→ What you are asked to do: Reproduce the data exactly.

◆ ◆ ◆ ◆ ◆ ◆ ◆

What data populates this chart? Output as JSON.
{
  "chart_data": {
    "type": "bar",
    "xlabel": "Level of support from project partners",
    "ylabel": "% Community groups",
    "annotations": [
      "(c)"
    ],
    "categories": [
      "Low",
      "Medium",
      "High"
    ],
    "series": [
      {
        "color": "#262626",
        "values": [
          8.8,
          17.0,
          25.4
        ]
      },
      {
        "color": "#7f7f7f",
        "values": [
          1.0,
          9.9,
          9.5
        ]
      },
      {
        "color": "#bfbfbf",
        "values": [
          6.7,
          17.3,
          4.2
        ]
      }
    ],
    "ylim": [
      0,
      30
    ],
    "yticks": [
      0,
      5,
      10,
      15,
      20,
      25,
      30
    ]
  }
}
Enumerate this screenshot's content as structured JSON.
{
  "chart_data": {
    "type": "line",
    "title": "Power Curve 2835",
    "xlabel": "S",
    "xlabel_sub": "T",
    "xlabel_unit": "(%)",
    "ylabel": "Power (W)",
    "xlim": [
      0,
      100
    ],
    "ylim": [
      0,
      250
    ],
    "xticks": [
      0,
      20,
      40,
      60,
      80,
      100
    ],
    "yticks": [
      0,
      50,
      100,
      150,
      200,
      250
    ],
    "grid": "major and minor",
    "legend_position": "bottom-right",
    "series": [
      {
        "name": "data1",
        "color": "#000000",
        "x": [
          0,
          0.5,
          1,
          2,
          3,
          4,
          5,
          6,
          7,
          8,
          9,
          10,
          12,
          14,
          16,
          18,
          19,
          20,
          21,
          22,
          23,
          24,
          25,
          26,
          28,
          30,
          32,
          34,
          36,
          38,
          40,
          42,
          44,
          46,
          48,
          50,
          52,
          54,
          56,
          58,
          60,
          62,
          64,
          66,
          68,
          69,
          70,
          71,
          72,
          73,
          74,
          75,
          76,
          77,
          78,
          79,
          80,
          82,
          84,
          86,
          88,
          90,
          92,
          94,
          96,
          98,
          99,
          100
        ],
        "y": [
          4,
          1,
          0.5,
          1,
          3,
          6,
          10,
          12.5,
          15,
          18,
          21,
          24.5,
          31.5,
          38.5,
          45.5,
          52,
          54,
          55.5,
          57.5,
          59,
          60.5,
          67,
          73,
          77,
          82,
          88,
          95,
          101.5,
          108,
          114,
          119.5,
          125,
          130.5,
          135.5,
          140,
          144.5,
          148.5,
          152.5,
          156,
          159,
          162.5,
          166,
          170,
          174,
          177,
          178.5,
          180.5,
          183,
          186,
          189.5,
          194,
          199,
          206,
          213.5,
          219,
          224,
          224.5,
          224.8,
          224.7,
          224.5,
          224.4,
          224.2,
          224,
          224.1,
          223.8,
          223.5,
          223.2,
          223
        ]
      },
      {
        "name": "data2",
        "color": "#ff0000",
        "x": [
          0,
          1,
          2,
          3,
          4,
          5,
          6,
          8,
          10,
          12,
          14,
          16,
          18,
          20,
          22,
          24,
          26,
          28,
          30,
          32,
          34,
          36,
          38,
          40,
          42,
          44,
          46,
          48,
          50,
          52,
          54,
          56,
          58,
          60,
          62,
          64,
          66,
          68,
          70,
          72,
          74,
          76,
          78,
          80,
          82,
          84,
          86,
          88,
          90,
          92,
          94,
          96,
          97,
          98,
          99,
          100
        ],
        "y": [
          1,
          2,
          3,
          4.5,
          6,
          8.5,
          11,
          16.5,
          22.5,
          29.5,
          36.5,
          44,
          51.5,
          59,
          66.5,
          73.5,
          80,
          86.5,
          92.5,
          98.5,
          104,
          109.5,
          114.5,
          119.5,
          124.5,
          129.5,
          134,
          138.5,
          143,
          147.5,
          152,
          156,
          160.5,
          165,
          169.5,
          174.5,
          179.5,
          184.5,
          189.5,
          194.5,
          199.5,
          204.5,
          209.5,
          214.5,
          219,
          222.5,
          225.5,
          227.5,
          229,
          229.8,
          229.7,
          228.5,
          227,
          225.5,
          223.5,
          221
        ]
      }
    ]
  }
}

◆ ◆ ◆ ◆ ◆ ◆ ◆

→ Full solution:
What data populates this chart? Output as JSON.
{
  "chart_data": {
    "type": "bar",
    "xlabel": "Level of support from project partners",
    "ylabel": "% Community groups",
    "annotations": [
      "(c)"
    ],
    "categories": [
      "Low",
      "Medium",
      "High"
    ],
    "series": [
      {
        "color": "#262626",
        "values": [
          8.8,
          17.0,
          25.4
        ]
      },
      {
        "color": "#7f7f7f",
        "values": [
          1.0,
          9.9,
          9.5
        ]
      },
      {
        "color": "#bfbfbf",
        "values": [
          6.7,
          17.3,
          4.2
        ]
      }
    ],
    "ylim": [
      0,
      30
    ],
    "yticks": [
      0,
      5,
      10,
      15,
      20,
      25,
      30
    ]
  }
}
Enumerate this screenshot's content as structured JSON.
{
  "chart_data": {
    "type": "line",
    "title": "Power Curve 2835",
    "xlabel": "S",
    "xlabel_sub": "T",
    "xlabel_unit": "(%)",
    "ylabel": "Power (W)",
    "xlim": [
      0,
      100
    ],
    "ylim": [
      0,
      250
    ],
    "xticks": [
      0,
      20,
      40,
      60,
      80,
      100
    ],
    "yticks": [
      0,
      50,
      100,
      150,
      200,
      250
    ],
    "grid": "major and minor",
    "legend_position": "bottom-right",
    "series": [
      {
        "name": "data1",
        "color": "#000000",
        "x": [
          0,
          0.5,
          1,
          2,
          3,
          4,
          5,
          6,
          7,
          8,
          9,
          10,
          12,
          14,
          16,
          18,
          19,
          20,
          21,
          22,
          23,
          24,
          25,
          26,
          28,
          30,
          32,
          34,
          36,
          38,
          40,
          42,
          44,
          46,
          48,
          50,
          52,
          54,
          56,
          58,
          60,
          62,
          64,
          66,
          68,
          69,
          70,
          71,
          72,
          73,
          74,
          75,
          76,
          77,
          78,
          79,
          80,
          82,
          84,
          86,
          88,
          90,
          92,
          94,
          96,
          98,
          99,
          100
        ],
        "y": [
          4,
          1,
          0.5,
          1,
          3,
          6,
          10,
          12.5,
          15,
          18,
          21,
          24.5,
          31.5,
          38.5,
          45.5,
          52,
          54,
          55.5,
          57.5,
          59,
          60.5,
          67,
          73,
          77,
          82,
          88,
          95,
          101.5,
          108,
          114,
          119.5,
          125,
          130.5,
          135.5,
          140,
          144.5,
          148.5,
          152.5,
          156,
          159,
          162.5,
          166,
          170,
          174,
          177,
          178.5,
          180.5,
          183,
          186,
          189.5,
          194,
          199,
          206,
          213.5,
          219,
          224,
          224.5,
          224.8,
          224.7,
          224.5,
          224.4,
          224.2,
          224,
          224.1,
          223.8,
          223.5,
          223.2,
          223
        ]
      },
      {
        "name": "data2",
        "color": "#ff0000",
        "x": [
          0,
          1,
          2,
          3,
          4,
          5,
          6,
          8,
          10,
          12,
          14,
          16,
          18,
          20,
          22,
          24,
          26,
          28,
          30,
          32,
          34,
          36,
          38,
          40,
          42,
          44,
          46,
          48,
          50,
          52,
          54,
          56,
          58,
          60,
          62,
          64,
          66,
          68,
          70,
          72,
          74,
          76,
          78,
          80,
          82,
          84,
          86,
          88,
          90,
          92,
          94,
          96,
          97,
          98,
          99,
          100
        ],
        "y": [
          1,
          2,
          3,
          4.5,
          6,
          8.5,
          11,
          16.5,
          22.5,
          29.5,
          36.5,
          44,
          51.5,
          59,
          66.5,
          73.5,
          80,
          86.5,
          92.5,
          98.5,
          104,
          109.5,
          114.5,
          119.5,
          124.5,
          129.5,
          134,
          138.5,
          143,
          147.5,
          152,
          156,
          160.5,
          165,
          169.5,
          174.5,
          179.5,
          184.5,
          189.5,
          194.5,
          199.5,
          204.5,
          209.5,
          214.5,
          219,
          222.5,
          225.5,
          227.5,
          229,
          229.8,
          229.7,
          228.5,
          227,
          225.5,
          223.5,
          221
        ]
      }
    ]
  }
}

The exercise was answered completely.